→ WRITTEN TASK
Retype the records below exactly as they appear.

→ ENTRIES PROVIDED
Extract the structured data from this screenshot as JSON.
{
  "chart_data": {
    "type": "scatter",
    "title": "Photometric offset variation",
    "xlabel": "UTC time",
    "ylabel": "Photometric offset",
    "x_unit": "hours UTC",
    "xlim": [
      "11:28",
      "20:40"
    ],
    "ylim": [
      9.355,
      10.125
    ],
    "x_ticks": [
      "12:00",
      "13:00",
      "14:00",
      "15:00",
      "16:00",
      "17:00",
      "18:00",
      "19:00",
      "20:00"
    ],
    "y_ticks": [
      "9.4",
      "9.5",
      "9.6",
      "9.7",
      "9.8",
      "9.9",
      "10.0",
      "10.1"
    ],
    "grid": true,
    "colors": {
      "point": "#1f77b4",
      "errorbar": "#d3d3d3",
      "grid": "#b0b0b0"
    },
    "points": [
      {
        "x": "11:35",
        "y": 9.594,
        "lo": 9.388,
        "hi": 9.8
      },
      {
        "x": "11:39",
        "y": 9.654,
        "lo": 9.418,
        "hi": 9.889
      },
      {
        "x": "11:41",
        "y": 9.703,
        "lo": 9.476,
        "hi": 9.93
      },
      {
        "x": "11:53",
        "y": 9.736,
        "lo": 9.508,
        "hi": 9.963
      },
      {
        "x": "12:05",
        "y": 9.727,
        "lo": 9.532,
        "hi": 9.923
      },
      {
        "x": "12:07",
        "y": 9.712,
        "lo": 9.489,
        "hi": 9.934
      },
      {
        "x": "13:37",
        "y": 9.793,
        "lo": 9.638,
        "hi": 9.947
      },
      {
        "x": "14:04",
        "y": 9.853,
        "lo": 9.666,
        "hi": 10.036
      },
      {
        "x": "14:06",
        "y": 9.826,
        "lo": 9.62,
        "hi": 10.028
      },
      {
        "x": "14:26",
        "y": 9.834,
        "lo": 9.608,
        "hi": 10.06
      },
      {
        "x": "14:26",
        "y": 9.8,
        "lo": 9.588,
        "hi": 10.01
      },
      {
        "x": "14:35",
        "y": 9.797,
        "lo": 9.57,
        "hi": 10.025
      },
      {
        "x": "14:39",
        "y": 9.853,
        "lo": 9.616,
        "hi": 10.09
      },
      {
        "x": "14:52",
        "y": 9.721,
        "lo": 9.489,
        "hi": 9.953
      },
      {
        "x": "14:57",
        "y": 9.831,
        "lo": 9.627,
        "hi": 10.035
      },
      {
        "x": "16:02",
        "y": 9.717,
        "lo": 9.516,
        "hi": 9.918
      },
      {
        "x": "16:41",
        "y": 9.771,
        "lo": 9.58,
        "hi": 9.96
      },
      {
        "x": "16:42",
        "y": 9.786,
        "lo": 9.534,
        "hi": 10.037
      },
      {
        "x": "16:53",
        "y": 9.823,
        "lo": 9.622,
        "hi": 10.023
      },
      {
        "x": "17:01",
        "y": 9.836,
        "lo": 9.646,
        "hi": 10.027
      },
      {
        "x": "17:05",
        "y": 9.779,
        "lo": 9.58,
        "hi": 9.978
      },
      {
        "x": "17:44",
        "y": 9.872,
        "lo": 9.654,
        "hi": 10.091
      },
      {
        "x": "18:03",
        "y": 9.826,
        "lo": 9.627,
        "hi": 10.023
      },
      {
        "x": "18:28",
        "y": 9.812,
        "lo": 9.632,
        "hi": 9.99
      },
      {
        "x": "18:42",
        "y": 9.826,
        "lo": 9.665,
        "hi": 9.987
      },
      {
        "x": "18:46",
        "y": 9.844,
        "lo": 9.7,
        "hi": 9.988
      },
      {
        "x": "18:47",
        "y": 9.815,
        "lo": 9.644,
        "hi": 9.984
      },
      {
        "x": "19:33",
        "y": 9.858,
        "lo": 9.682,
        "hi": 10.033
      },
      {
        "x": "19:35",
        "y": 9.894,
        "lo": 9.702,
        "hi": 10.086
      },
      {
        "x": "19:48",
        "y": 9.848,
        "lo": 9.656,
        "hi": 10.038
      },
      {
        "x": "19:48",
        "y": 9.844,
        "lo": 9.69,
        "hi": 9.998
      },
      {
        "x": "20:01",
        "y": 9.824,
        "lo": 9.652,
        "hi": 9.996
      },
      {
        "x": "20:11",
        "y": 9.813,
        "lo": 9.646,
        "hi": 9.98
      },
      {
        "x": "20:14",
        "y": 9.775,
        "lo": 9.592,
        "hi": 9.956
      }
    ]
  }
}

→ COMPLETED EXERCISE
Extract the structured data from this screenshot as JSON.
{
  "chart_data": {
    "type": "scatter",
    "title": "Photometric offset variation",
    "xlabel": "UTC time",
    "ylabel": "Photometric offset",
    "x_unit": "hours UTC",
    "xlim": [
      "11:28",
      "20:40"
    ],
    "ylim": [
      9.355,
      10.125
    ],
    "x_ticks": [
      "12:00",
      "13:00",
      "14:00",
      "15:00",
      "16:00",
      "17:00",
      "18:00",
      "19:00",
      "20:00"
    ],
    "y_ticks": [
      "9.4",
      "9.5",
      "9.6",
      "9.7",
      "9.8",
      "9.9",
      "10.0",
      "10.1"
    ],
    "grid": true,
    "colors": {
      "point": "#1f77b4",
      "errorbar": "#d3d3d3",
      "grid": "#b0b0b0"
    },
    "points": [
      {
        "x": "11:35",
        "y": 9.594,
        "lo": 9.388,
        "hi": 9.8
      },
      {
        "x": "11:39",
        "y": 9.654,
        "lo": 9.418,
        "hi": 9.889
      },
      {
        "x": "11:41",
        "y": 9.703,
        "lo": 9.476,
        "hi": 9.93
      },
      {
        "x": "11:53",
        "y": 9.736,
        "lo": 9.508,
        "hi": 9.963
      },
      {
        "x": "12:05",
        "y": 9.727,
        "lo": 9.532,
        "hi": 9.923
      },
      {
        "x": "12:07",
        "y": 9.712,
        "lo": 9.489,
        "hi": 9.934
      },
      {
        "x": "13:37",
        "y": 9.793,
        "lo": 9.638,
        "hi": 9.947
      },
      {
        "x": "14:04",
        "y": 9.853,
        "lo": 9.666,
        "hi": 10.036
      },
      {
        "x": "14:06",
        "y": 9.826,
        "lo": 9.62,
        "hi": 10.028
      },
      {
        "x": "14:26",
        "y": 9.834,
        "lo": 9.608,
        "hi": 10.06
      },
      {
        "x": "14:26",
        "y": 9.8,
        "lo": 9.588,
        "hi": 10.01
      },
      {
        "x": "14:35",
        "y": 9.797,
        "lo": 9.57,
        "hi": 10.025
      },
      {
        "x": "14:39",
        "y": 9.853,
        "lo": 9.616,
        "hi": 10.09
      },
      {
        "x": "14:52",
        "y": 9.721,
        "lo": 9.489,
        "hi": 9.953
      },
      {
        "x": "14:57",
        "y": 9.831,
        "lo": 9.627,
        "hi": 10.035
      },
      {
        "x": "16:02",
        "y": 9.717,
        "lo": 9.516,
        "hi": 9.918
      },
      {
        "x": "16:41",
        "y": 9.771,
        "lo": 9.58,
        "hi": 9.96
      },
      {
        "x": "16:42",
        "y": 9.786,
        "lo": 9.534,
        "hi": 10.037
      },
      {
        "x": "16:53",
        "y": 9.823,
        "lo": 9.622,
        "hi": 10.023
      },
      {
        "x": "17:01",
        "y": 9.836,
        "lo": 9.646,
        "hi": 10.027
      },
      {
        "x": "17:05",
        "y": 9.779,
        "lo": 9.58,
        "hi": 9.978
      },
      {
        "x": "17:44",
        "y": 9.872,
        "lo": 9.654,
        "hi": 10.091
      },
      {
        "x": "18:03",
        "y": 9.826,
        "lo": 9.627,
        "hi": 10.023
      },
      {
        "x": "18:28",
        "y": 9.812,
        "lo": 9.632,
        "hi": 9.99
      },
      {
        "x": "18:42",
        "y": 9.826,
        "lo": 9.665,
        "hi": 9.987
      },
      {
        "x": "18:46",
        "y": 9.844,
        "lo": 9.7,
        "hi": 9.988
      },
      {
        "x": "18:47",
        "y": 9.815,
        "lo": 9.644,
        "hi": 9.984
      },
      {
        "x": "19:33",
        "y": 9.858,
        "lo": 9.682,
        "hi": 10.033
      },
      {
        "x": "19:35",
        "y": 9.894,
        "lo": 9.702,
        "hi": 10.086
      },
      {
        "x": "19:48",
        "y": 9.848,
        "lo": 9.656,
        "hi": 10.038
      },
      {
        "x": "19:48",
        "y": 9.844,
        "lo": 9.69,
        "hi": 9.998
      },
      {
        "x": "20:01",
        "y": 9.824,
        "lo": 9.652,
        "hi": 9.996
      },
      {
        "x": "20:11",
        "y": 9.813,
        "lo": 9.646,
        "hi": 9.98
      },
      {
        "x": "20:14",
        "y": 9.775,
        "lo": 9.592,
        "hi": 9.956
      }
    ]
  }
}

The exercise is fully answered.